----- Input records -----

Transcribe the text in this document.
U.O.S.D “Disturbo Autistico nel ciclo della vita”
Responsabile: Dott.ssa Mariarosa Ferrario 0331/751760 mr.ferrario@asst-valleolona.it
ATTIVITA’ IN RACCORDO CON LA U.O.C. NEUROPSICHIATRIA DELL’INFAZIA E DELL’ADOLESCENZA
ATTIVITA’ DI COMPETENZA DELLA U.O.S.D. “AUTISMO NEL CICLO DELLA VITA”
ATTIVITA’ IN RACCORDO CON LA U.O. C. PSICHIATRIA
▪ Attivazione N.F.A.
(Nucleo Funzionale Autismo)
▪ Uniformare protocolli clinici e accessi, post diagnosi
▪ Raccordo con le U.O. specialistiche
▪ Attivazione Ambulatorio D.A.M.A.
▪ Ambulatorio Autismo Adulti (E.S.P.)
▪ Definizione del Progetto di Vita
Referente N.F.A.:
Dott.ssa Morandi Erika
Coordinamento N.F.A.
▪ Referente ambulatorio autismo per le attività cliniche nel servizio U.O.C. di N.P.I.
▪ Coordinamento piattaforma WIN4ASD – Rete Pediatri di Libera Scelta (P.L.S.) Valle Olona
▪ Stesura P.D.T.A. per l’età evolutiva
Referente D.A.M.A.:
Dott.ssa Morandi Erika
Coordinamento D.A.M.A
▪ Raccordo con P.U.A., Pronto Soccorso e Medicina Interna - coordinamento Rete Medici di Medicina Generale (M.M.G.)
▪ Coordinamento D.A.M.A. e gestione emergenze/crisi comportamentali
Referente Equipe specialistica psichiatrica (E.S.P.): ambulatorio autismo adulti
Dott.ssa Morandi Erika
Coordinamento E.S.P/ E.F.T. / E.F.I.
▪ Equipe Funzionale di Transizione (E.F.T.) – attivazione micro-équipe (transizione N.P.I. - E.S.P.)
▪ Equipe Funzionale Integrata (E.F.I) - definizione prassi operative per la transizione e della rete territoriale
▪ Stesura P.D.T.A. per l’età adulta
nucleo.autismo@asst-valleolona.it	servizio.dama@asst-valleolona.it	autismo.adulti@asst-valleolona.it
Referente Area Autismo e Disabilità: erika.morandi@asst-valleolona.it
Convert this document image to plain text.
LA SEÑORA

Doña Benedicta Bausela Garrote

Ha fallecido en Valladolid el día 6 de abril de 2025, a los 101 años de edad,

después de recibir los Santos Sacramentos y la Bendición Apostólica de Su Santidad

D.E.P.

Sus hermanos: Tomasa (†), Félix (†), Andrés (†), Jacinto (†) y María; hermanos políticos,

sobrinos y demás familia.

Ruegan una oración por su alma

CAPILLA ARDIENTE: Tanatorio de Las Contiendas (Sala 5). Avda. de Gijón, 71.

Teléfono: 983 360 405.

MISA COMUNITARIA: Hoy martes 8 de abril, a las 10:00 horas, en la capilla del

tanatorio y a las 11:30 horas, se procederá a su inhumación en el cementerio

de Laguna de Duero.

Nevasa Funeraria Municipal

-----

Task brief – Look through the material above and work out how many of its lines contain "asst". State the number only.

Final result – 3